Nothing in the records may be left out or altered; reproduce them all exactly.

• _Data section_:
>>>

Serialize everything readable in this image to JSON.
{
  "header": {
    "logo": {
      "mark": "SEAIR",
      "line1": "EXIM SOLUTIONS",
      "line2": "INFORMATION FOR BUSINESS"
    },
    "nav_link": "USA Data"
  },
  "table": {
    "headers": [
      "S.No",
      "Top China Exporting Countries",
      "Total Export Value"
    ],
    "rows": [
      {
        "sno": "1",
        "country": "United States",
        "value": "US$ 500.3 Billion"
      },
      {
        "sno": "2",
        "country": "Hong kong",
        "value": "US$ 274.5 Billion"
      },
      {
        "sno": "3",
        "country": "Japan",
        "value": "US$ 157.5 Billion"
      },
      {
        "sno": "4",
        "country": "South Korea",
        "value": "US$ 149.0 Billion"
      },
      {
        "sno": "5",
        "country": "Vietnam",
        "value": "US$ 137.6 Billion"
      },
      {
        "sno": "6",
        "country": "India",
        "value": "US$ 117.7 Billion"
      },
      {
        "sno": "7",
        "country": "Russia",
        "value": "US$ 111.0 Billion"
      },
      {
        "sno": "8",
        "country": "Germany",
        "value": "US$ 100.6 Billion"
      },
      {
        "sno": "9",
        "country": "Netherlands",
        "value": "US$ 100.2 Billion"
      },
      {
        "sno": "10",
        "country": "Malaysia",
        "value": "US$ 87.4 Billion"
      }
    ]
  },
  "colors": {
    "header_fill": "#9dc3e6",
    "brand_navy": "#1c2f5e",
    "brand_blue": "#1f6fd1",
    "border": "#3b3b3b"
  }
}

<<<

• _Written solution_:
Serialize everything readable in this image to JSON.
{
  "header": {
    "logo": {
      "mark": "SEAIR",
      "line1": "EXIM SOLUTIONS",
      "line2": "INFORMATION FOR BUSINESS"
    },
    "nav_link": "USA Data"
  },
  "table": {
    "headers": [
      "S.No",
      "Top China Exporting Countries",
      "Total Export Value"
    ],
    "rows": [
      {
        "sno": "1",
        "country": "United States",
        "value": "US$ 500.3 Billion"
      },
      {
        "sno": "2",
        "country": "Hong kong",
        "value": "US$ 274.5 Billion"
      },
      {
        "sno": "3",
        "country": "Japan",
        "value": "US$ 157.5 Billion"
      },
      {
        "sno": "4",
        "country": "South Korea",
        "value": "US$ 149.0 Billion"
      },
      {
        "sno": "5",
        "country": "Vietnam",
        "value": "US$ 137.6 Billion"
      },
      {
        "sno": "6",
        "country": "India",
        "value": "US$ 117.7 Billion"
      },
      {
        "sno": "7",
        "country": "Russia",
        "value": "US$ 111.0 Billion"
      },
      {
        "sno": "8",
        "country": "Germany",
        "value": "US$ 100.6 Billion"
      },
      {
        "sno": "9",
        "country": "Netherlands",
        "value": "US$ 100.2 Billion"
      },
      {
        "sno": "10",
        "country": "Malaysia",
        "value": "US$ 87.4 Billion"
      }
    ]
  },
  "colors": {
    "header_fill": "#9dc3e6",
    "brand_navy": "#1c2f5e",
    "brand_blue": "#1f6fd1",
    "border": "#3b3b3b"
  }
}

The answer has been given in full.